#### Your instructions
Check each line of the listing for the string "after", then state how many lines have it. Only the number is wanted.

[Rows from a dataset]

┏━━

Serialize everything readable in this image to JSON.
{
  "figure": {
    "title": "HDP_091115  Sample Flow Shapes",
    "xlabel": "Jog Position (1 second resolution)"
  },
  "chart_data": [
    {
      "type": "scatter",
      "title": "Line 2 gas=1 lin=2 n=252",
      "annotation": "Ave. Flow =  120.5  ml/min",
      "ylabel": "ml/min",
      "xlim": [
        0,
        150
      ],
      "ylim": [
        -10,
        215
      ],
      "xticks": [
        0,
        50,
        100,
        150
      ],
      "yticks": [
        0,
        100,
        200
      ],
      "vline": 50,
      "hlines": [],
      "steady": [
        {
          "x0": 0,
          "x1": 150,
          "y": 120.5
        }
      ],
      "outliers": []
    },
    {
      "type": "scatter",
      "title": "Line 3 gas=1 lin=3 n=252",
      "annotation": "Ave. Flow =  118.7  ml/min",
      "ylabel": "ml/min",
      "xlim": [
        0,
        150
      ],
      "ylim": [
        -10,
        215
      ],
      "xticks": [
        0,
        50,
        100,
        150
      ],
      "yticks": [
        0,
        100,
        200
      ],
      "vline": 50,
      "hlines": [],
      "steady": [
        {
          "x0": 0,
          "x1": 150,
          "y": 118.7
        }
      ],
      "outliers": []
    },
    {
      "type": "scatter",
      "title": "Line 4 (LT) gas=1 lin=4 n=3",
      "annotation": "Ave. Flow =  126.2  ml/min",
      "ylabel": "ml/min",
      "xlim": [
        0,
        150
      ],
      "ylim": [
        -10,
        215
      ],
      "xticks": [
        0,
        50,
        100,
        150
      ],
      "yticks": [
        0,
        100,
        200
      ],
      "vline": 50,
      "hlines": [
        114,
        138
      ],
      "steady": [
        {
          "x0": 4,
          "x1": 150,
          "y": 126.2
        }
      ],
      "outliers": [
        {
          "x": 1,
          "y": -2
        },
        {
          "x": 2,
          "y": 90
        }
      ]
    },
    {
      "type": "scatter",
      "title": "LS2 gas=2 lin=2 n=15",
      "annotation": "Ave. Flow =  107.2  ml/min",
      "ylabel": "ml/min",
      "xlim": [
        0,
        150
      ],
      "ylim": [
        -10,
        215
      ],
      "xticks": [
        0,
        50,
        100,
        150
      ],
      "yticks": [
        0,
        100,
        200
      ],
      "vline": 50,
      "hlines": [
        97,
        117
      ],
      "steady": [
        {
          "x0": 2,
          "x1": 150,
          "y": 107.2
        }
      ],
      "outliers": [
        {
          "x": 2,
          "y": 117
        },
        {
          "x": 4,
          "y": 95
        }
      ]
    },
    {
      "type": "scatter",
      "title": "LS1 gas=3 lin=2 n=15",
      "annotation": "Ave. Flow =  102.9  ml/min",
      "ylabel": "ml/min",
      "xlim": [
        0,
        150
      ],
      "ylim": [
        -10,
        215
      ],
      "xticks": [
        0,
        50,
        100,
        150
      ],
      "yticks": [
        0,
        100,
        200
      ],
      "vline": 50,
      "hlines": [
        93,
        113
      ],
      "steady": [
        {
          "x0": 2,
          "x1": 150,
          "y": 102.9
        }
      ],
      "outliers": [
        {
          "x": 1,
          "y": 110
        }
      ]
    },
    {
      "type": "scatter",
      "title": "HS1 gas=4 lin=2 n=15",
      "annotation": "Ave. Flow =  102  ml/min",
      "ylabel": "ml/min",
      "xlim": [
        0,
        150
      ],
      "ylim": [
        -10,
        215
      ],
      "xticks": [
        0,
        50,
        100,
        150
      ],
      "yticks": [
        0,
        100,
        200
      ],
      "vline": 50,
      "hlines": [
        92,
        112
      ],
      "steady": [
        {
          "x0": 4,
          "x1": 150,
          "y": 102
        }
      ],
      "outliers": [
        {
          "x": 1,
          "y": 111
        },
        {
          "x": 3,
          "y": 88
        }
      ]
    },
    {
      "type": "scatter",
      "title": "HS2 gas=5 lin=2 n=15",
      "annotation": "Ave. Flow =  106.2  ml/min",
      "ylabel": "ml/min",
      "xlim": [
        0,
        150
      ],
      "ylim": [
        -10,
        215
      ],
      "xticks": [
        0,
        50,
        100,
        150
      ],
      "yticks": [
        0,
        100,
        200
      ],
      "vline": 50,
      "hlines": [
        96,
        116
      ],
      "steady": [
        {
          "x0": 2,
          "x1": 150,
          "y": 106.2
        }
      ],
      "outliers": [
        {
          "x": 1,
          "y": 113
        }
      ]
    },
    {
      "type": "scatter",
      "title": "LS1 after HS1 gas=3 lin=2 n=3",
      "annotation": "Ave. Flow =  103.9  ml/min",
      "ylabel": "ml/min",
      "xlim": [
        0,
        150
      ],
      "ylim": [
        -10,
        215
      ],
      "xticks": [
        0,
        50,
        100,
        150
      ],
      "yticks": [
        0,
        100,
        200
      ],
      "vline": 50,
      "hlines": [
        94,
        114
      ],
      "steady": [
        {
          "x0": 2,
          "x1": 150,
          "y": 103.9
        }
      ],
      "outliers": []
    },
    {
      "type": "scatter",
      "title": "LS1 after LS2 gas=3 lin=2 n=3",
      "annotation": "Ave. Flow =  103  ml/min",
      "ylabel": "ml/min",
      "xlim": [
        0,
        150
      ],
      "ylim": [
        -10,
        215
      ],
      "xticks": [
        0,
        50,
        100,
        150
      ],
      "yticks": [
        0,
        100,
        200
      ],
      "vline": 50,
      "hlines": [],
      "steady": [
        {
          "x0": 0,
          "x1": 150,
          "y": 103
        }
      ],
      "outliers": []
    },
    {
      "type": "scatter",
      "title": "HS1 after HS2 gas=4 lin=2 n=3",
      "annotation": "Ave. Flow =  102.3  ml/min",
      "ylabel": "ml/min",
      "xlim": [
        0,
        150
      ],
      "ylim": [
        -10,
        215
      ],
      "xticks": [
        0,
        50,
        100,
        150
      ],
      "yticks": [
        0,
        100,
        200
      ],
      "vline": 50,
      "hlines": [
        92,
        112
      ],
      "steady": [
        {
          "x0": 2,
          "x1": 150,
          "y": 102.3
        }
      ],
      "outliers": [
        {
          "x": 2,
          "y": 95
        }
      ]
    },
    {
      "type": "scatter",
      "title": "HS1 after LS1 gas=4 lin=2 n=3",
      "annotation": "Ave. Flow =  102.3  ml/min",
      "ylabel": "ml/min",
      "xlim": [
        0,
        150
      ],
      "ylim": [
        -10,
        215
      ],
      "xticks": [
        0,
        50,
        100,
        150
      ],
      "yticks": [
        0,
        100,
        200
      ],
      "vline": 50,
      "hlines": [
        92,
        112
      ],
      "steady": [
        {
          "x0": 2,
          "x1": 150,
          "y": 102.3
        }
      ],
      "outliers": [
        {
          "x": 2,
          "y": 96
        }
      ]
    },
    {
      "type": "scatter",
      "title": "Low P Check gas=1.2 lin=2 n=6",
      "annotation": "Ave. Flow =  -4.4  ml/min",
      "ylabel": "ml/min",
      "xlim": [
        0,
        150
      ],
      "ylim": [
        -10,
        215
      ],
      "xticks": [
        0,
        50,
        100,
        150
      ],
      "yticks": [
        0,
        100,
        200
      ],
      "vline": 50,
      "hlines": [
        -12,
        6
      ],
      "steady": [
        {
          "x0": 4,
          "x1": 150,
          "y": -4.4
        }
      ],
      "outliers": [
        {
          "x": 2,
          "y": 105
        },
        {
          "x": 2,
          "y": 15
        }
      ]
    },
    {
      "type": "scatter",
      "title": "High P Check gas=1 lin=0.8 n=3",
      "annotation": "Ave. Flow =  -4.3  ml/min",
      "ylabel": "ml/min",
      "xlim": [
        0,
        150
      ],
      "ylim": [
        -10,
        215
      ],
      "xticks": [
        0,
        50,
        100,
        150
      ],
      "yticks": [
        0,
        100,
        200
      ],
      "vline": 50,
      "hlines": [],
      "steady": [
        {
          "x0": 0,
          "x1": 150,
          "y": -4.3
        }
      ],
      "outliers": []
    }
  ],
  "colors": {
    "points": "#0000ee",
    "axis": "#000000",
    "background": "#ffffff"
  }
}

┗━━

#### Result of this exercise
4